■ **Task prompt**: In the reflection on verses 20-22 below, what did the writer minor in?

I graduated with a minor in Jewish studies, and verses 20-22 outline the reason I’m so infatuated with Jewish culture. Verse 20 says that the "household of God" has been built on the sturdy foundation of Jewish heritage (the apostles and the prophets), and that Christ--who was himself a Torah-observing Jew--is the cornerstone. Here is the amazing part: "the structure, being joined together, grows into a holy temple in the Lord. In him you are also being built together into a dwelling place for God by the Spirit" (verses 21-22). There is no more temple because WE are the temple! Both individually and collectively as a community, the dwelling place for God's spirit, that same ruach elohim the early Jewish believers knew, is IN US! What a beautiful picture God has given his people in the stories and the symbols of Jewish teaching. He is, after all, the God who speaks to us in pictures we can understand.

■ **Source material**:
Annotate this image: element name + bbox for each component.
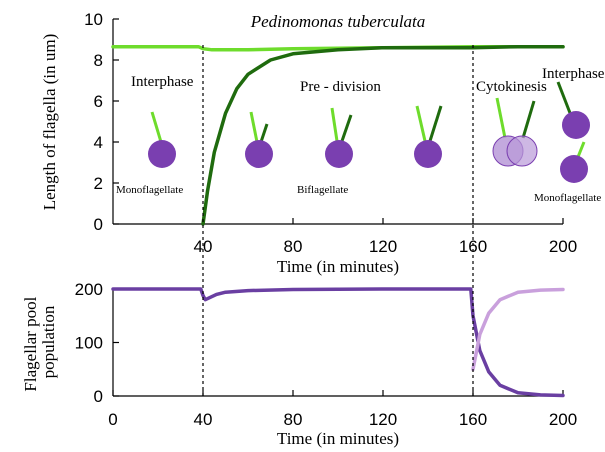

■ **In response**: Jewish studies.